** Begin MATERIALS PROVIDED **

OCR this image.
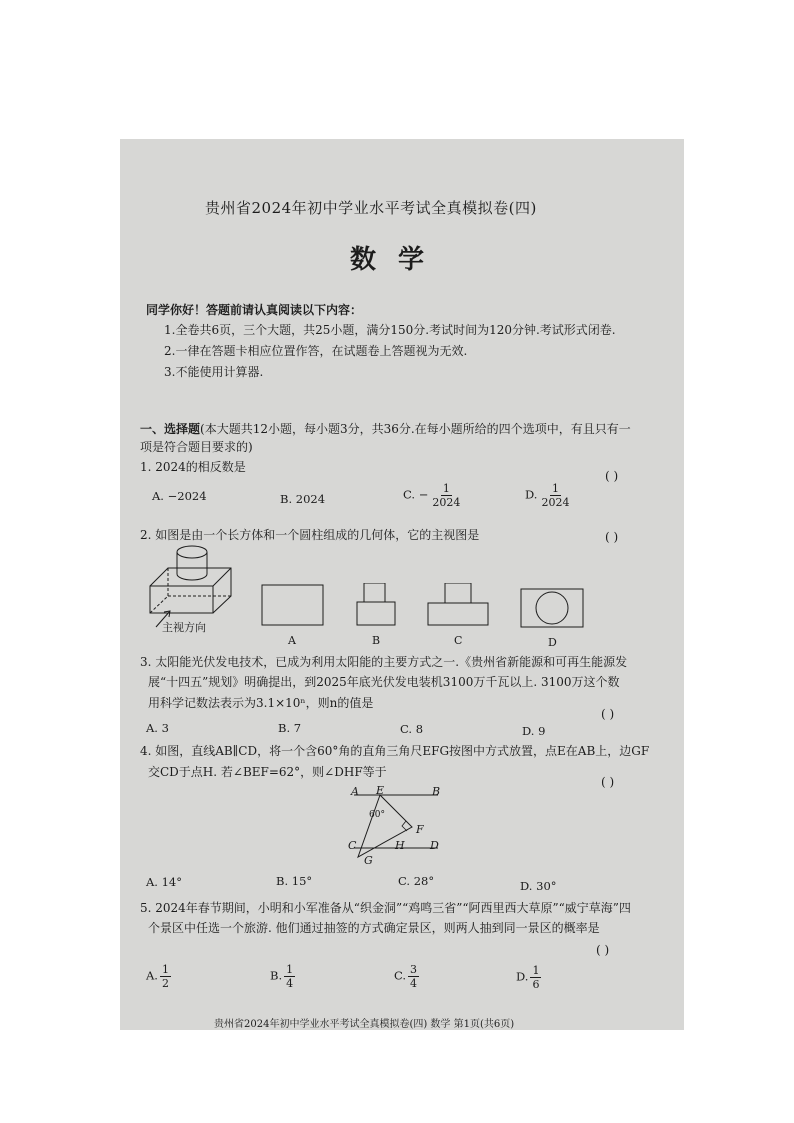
贵州省2024年初中学业水平考试全真模拟卷(四)
数学
同学你好！答题前请认真阅读以下内容：
1.全卷共6页，三个大题，共25小题，满分150分.考试时间为120分钟.考试形式闭卷.
2.一律在答题卡相应位置作答，在试题卷上答题视为无效.
3.不能使用计算器.
一、选择题(本大题共12小题，每小题3分，共36分.在每小题所给的四个选项中，有且只有一
项是符合题目要求的)
1. 2024的相反数是
( )
A. −2024	B. 2024	C. − $\frac{1}{2024}$	D. $\frac{1}{2024}$
2. 如图是由一个长方体和一个圆柱组成的几何体，它的主视图是	( )
主视方向
A	B	C	D
3. 太阳能光伏发电技术，已成为利用太阳能的主要方式之一.《贵州省新能源和可再生能源发
展“十四五”规划》明确提出，到2025年底光伏发电装机3100万千瓦以上. 3100万这个数
用科学记数法表示为3.1×10ⁿ，则n的值是
( )
A. 3	B. 7	C. 8	D. 9
4. 如图，直线AB∥CD，将一个含60°角的直角三角尺EFG按图中方式放置，点E在AB上，边GF
交CD于点H. 若∠BEF=62°，则∠DHF等于
( )
A E	B
60°
F
C	H D
G
A. 14°	B. 15°	C. 28°	D. 30°
5. 2024年春节期间，小明和小军准备从“织金洞”“鸡鸣三省”“阿西里西大草原”“威宁草海”四
个景区中任选一个旅游. 他们通过抽签的方式确定景区，则两人抽到同一景区的概率是
( )
A. $\frac{1}{2}$	B. $\frac{1}{4}$	C. $\frac{3}{4}$	D. $\frac{1}{6}$
贵州省2024年初中学业水平考试全真模拟卷(四) 数学 第1页(共6页)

** End MATERIALS PROVIDED **

TASK: Scan the listing above. Gather each line that contains the word "frac".

EXERCISE RESULT:
A. −2024	B. 2024	C. − $\frac{1}{2024}$	D. $\frac{1}{2024}$
A. $\frac{1}{2}$	B. $\frac{1}{4}$	C. $\frac{3}{4}$	D. $\frac{1}{6}$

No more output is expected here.